DATA FOR THIS TASK

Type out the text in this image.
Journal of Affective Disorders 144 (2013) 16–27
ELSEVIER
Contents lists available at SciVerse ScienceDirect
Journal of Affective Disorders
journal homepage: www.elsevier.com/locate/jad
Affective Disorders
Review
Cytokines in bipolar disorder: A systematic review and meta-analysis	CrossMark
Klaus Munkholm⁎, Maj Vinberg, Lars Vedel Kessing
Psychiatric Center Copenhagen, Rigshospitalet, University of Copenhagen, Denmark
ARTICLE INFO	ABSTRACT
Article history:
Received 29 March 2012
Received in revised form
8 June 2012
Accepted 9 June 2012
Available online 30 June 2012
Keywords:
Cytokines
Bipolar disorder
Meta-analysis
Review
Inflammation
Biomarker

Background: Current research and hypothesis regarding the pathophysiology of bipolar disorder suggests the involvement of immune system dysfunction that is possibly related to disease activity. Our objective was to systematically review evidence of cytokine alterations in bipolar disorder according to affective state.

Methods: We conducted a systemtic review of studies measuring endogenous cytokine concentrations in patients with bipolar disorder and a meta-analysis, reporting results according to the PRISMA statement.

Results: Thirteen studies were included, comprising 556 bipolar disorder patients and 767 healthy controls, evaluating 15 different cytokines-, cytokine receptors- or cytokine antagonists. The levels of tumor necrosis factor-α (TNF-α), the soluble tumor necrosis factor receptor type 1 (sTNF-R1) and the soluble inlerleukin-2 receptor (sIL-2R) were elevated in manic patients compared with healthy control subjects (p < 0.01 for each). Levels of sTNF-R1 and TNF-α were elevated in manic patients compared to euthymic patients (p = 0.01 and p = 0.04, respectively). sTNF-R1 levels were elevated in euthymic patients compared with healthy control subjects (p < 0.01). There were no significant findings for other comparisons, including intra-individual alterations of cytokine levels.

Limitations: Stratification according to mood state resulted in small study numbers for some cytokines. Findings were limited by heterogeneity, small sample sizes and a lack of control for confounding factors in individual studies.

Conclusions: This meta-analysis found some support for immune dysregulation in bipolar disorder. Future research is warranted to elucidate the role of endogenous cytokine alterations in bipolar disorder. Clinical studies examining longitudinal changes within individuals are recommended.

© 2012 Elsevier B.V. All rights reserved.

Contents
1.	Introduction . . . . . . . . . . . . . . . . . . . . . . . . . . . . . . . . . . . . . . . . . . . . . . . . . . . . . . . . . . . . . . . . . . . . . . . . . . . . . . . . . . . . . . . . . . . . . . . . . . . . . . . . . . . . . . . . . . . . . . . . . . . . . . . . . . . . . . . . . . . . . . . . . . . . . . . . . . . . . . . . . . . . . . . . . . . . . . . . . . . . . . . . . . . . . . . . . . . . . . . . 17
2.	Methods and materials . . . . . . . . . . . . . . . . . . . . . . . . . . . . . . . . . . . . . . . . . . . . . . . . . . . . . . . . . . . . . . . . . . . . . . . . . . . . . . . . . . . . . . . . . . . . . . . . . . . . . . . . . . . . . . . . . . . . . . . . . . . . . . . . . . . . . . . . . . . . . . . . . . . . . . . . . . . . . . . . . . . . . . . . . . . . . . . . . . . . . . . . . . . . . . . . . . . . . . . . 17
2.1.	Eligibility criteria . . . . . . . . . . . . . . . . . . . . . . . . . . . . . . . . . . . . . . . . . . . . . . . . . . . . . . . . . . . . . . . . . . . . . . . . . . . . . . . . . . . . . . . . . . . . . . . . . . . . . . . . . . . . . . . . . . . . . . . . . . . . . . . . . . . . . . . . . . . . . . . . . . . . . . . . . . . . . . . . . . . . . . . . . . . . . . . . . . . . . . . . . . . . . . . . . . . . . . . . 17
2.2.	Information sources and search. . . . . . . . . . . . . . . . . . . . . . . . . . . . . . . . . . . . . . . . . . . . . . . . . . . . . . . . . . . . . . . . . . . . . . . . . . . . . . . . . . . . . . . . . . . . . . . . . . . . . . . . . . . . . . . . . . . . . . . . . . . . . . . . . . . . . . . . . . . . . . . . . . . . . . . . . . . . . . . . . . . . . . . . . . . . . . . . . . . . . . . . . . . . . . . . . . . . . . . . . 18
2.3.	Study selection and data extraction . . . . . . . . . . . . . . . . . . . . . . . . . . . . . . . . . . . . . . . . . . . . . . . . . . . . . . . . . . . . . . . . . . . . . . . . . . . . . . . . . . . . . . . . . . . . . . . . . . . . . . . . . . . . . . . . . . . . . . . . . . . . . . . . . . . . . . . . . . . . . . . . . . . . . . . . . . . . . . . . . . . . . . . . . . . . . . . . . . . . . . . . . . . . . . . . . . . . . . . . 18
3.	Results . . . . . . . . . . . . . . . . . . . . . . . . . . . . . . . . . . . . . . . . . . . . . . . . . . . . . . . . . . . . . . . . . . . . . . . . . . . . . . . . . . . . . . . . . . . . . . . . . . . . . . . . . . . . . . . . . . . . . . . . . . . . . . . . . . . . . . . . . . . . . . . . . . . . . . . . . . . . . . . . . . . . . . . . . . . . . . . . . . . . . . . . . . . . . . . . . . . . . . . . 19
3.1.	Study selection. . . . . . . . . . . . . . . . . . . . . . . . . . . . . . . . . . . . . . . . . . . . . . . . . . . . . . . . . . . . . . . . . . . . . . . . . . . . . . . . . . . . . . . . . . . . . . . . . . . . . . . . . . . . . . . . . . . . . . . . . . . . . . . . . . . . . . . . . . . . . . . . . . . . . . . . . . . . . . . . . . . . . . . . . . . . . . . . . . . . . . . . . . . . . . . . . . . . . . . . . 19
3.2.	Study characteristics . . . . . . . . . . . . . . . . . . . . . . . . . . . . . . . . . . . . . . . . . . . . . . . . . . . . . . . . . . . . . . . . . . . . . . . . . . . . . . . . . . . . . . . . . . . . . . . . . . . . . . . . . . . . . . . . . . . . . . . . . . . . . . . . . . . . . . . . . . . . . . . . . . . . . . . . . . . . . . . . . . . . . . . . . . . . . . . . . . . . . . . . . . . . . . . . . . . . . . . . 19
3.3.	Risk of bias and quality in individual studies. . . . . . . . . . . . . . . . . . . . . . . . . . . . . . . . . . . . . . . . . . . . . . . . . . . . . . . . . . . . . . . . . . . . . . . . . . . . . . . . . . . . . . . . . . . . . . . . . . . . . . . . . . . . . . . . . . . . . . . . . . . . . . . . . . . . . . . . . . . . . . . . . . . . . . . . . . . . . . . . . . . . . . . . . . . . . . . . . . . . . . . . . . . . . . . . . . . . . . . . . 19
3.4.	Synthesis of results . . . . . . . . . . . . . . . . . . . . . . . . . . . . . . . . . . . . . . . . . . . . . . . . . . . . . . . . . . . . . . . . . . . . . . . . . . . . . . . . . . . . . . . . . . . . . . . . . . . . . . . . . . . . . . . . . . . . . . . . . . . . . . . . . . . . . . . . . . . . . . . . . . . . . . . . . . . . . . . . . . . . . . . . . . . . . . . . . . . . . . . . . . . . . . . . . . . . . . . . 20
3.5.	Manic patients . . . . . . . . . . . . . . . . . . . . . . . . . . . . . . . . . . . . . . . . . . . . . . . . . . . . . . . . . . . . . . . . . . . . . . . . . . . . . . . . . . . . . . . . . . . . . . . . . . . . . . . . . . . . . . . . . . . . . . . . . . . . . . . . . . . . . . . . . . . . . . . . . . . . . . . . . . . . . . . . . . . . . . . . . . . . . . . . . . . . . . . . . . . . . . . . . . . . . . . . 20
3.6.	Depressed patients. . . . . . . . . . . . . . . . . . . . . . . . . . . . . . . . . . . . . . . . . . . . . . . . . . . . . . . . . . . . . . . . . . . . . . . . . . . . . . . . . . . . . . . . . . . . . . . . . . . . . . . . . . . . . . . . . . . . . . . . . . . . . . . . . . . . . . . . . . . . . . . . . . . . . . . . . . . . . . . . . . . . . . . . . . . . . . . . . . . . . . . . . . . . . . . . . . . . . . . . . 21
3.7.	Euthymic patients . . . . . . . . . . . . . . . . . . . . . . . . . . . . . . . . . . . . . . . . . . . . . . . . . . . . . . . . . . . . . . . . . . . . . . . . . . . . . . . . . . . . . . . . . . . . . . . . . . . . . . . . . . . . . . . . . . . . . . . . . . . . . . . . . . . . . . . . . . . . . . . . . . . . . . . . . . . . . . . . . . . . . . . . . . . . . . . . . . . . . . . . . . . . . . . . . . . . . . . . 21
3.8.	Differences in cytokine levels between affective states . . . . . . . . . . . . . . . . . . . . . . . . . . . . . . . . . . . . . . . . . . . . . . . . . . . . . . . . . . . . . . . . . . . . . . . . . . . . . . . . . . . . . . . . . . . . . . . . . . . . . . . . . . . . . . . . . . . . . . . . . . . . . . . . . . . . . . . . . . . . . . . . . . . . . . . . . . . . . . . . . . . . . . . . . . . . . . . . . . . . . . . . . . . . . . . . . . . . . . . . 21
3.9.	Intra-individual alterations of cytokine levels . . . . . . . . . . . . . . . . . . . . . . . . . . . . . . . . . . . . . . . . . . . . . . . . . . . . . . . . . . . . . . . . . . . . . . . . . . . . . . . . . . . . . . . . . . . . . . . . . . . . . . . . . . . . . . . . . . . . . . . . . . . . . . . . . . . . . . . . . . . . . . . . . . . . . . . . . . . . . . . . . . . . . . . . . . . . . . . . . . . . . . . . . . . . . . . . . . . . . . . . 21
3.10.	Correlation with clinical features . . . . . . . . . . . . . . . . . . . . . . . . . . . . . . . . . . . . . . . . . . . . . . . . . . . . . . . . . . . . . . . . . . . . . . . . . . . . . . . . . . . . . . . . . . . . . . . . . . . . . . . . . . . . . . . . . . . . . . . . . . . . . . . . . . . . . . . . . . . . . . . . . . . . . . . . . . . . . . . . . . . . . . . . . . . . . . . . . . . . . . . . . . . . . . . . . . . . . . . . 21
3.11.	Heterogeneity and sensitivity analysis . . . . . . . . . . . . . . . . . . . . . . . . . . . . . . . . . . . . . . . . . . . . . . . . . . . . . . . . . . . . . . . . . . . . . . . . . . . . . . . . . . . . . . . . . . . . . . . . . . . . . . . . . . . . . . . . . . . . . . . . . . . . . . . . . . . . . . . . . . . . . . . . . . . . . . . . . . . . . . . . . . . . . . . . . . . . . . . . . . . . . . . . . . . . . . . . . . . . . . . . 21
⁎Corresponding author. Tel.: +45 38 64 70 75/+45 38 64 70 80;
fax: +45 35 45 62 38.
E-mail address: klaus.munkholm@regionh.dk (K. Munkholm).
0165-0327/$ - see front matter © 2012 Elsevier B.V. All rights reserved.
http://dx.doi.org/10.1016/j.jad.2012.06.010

EXERCISE PROMPT
I need each line from the listing where the word "June" occurs.

FINISHED TASK
8 June 2012
Accepted 9 June 2012
Available online 30 June 2012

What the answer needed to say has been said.